Written task
Tell me how many lines hold "color", please, using only the number.

[Rows from a figure dataset]
(begin)
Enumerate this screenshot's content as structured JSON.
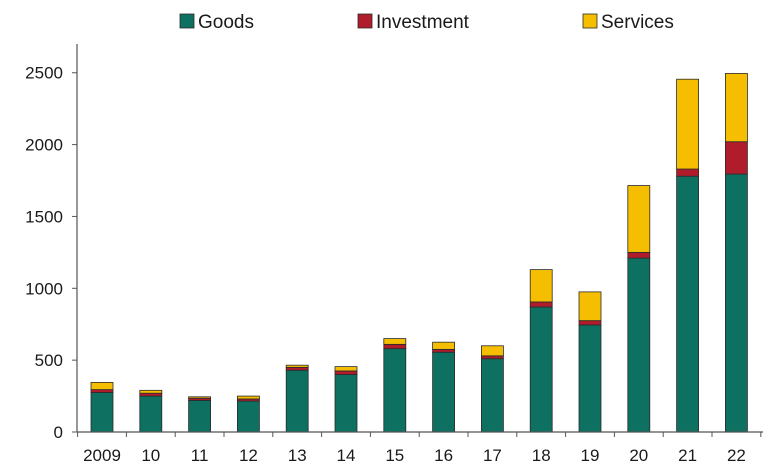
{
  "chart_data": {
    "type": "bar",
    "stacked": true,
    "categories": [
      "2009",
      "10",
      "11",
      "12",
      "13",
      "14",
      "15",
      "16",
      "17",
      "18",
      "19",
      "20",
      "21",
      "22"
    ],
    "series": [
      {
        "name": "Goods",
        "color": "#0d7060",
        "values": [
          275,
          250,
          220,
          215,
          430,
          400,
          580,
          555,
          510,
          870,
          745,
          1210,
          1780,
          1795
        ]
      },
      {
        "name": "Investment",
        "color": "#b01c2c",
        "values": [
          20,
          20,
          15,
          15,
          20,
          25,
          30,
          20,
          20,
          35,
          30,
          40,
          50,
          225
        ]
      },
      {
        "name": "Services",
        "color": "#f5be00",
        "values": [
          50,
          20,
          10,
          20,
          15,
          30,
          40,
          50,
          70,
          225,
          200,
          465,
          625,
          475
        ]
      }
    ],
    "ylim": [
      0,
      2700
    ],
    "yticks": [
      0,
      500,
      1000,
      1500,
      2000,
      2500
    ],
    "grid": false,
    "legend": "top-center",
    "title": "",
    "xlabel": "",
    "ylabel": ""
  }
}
(end)
Task solution
3